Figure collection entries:
---+---
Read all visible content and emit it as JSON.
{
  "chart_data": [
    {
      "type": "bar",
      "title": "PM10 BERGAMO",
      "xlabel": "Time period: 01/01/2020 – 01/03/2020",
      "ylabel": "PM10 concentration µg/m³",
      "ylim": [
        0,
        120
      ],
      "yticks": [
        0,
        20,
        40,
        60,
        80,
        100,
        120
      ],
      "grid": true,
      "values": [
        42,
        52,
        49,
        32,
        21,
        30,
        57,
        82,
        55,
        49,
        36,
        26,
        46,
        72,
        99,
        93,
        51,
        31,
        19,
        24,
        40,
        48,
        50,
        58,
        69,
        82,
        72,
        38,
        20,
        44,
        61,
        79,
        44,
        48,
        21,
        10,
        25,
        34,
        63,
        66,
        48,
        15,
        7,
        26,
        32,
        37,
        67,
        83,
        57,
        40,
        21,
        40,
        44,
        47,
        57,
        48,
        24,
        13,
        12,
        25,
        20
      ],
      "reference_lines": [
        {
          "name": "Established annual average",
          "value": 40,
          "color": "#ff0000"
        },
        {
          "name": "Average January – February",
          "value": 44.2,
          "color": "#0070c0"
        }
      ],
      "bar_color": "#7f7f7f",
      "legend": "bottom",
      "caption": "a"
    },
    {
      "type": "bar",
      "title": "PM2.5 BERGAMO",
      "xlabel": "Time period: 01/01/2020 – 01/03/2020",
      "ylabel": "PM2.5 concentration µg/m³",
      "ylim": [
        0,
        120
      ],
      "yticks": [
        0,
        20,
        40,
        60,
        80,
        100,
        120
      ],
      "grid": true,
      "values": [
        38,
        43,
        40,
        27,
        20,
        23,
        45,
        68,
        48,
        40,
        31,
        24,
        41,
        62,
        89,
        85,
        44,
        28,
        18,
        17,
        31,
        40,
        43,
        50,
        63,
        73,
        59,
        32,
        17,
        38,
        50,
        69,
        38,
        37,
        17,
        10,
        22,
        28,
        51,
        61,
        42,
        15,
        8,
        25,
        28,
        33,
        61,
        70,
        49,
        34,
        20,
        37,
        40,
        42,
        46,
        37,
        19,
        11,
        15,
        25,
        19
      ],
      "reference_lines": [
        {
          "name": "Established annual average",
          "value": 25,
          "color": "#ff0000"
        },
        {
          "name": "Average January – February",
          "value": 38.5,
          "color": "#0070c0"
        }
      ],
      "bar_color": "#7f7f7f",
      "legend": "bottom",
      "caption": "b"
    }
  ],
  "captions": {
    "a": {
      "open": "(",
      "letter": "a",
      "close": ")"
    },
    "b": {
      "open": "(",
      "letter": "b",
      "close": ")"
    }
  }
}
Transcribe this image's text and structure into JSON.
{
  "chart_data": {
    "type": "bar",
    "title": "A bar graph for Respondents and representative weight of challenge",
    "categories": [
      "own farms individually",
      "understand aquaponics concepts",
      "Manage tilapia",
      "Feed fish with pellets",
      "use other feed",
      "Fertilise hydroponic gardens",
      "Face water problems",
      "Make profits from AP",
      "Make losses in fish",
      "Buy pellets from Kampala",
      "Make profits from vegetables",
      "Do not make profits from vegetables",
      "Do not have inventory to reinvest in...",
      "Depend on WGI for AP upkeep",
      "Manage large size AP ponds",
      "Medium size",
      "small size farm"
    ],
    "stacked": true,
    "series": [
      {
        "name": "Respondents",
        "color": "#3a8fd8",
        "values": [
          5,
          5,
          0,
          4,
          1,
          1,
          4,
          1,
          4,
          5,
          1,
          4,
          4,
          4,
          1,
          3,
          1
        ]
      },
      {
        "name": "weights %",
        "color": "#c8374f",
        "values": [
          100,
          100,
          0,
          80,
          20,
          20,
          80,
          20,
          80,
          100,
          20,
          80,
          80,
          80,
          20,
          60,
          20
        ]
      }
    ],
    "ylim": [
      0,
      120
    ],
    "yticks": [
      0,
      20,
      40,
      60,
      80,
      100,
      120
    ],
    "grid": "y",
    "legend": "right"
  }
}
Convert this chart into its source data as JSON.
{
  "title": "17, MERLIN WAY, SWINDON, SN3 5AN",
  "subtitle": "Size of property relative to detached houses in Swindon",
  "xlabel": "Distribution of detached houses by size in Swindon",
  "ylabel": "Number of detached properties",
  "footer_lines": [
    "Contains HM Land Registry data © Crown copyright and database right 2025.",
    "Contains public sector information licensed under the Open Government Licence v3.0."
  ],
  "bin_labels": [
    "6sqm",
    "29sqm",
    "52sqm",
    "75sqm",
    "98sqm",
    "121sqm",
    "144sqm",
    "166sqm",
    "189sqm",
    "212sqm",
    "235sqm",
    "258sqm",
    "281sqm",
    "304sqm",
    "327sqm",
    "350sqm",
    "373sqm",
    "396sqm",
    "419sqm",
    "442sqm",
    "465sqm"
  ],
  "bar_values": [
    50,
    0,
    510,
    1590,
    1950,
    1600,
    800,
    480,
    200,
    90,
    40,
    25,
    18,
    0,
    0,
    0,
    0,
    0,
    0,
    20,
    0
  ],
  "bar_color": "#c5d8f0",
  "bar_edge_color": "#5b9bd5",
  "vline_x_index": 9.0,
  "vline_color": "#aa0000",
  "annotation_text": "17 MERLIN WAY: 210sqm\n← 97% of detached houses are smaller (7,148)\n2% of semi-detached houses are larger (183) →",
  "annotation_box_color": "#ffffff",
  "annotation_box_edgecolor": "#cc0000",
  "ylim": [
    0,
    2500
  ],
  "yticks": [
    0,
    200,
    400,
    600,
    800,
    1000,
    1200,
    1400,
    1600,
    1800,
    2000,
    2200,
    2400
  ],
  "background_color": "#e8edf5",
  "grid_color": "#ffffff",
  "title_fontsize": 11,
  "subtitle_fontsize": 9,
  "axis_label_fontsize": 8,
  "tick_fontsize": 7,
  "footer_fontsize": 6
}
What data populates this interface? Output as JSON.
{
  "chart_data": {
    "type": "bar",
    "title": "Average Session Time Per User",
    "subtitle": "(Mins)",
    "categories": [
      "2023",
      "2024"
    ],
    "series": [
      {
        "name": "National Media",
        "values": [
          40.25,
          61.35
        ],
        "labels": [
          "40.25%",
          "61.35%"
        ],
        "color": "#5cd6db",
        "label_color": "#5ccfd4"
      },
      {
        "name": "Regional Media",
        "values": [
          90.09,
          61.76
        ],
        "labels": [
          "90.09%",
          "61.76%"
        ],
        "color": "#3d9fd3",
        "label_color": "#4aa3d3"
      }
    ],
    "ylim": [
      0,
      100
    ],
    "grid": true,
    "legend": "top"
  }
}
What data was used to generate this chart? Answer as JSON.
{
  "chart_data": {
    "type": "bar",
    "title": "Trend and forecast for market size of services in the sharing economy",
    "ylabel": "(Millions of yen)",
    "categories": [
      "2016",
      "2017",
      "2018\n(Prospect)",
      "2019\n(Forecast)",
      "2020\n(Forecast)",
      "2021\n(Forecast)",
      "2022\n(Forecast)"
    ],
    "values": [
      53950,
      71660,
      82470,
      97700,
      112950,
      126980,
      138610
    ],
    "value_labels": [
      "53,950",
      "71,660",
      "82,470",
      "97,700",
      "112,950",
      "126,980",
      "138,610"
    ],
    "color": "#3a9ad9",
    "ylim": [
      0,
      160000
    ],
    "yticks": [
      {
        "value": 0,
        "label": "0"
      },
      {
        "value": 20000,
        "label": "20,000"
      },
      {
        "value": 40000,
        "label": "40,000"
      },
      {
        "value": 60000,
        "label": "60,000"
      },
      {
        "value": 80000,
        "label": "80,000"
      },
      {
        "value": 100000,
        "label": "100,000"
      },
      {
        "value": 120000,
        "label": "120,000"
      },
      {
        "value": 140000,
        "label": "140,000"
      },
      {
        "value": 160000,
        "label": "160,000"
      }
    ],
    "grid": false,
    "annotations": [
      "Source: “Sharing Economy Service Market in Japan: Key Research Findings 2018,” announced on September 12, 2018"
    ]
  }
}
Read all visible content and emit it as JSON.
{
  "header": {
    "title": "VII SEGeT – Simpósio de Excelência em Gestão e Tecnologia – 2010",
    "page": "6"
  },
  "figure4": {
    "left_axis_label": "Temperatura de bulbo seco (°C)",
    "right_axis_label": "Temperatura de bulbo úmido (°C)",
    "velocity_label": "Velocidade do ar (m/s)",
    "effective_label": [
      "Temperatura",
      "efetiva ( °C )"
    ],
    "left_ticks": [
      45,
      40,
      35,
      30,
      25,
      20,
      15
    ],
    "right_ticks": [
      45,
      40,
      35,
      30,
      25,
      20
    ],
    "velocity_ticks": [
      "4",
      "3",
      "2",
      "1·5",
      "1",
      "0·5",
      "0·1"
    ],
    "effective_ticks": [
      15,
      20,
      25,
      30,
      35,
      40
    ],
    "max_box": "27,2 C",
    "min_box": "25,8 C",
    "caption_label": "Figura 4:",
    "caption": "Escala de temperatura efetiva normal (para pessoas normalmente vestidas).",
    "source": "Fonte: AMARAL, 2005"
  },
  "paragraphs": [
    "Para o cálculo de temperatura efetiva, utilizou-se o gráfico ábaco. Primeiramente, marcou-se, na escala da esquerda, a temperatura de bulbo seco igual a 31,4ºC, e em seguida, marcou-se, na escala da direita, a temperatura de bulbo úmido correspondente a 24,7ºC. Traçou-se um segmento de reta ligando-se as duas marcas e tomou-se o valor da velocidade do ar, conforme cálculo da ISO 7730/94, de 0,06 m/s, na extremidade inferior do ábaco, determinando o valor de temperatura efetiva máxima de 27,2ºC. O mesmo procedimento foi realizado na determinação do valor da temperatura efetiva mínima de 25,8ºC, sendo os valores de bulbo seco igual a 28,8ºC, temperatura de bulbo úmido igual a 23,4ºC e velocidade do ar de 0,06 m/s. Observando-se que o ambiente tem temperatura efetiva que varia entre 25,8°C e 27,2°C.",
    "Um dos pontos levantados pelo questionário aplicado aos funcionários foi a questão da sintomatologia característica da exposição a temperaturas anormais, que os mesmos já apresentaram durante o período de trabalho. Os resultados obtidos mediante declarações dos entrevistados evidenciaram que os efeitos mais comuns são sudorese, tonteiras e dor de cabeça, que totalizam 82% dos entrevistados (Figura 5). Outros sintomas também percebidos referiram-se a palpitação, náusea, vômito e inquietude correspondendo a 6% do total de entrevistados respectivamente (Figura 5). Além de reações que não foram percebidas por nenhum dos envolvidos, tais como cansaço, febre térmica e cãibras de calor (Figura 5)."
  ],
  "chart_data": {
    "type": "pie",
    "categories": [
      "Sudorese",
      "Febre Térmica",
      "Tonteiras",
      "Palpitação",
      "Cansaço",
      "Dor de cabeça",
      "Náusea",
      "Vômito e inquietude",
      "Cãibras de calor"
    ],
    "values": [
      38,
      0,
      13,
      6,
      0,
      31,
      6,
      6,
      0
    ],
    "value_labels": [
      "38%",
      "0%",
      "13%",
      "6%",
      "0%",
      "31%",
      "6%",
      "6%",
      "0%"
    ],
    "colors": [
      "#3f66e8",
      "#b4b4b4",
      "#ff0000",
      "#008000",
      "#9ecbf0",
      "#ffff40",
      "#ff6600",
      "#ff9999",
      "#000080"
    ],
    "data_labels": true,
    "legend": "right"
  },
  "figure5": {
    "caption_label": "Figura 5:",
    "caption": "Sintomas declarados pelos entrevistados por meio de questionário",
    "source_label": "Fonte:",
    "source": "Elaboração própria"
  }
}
---+---
GIVEN REQUEST = Write out every line of the data that holds the word "calor".

RESULT OF THE TASK =
    "Um dos pontos levantados pelo questionário aplicado aos funcionários foi a questão da sintomatologia característica da exposição a temperaturas anormais, que os mesmos já apresentaram durante o período de trabalho. Os resultados obtidos mediante declarações dos entrevistados evidenciaram que os efeitos mais comuns são sudorese, tonteiras e dor de cabeça, que totalizam 82% dos entrevistados (Figura 5). Outros sintomas também percebidos referiram-se a palpitação, náusea, vômito e inquietude correspondendo a 6% do total de entrevistados respectivamente (Figura 5). Além de reações que não foram percebidas por nenhum dos envolvidos, tais como cansaço, febre térmica e cãibras de calor (Figura 5)."
      "Cãibras de calor"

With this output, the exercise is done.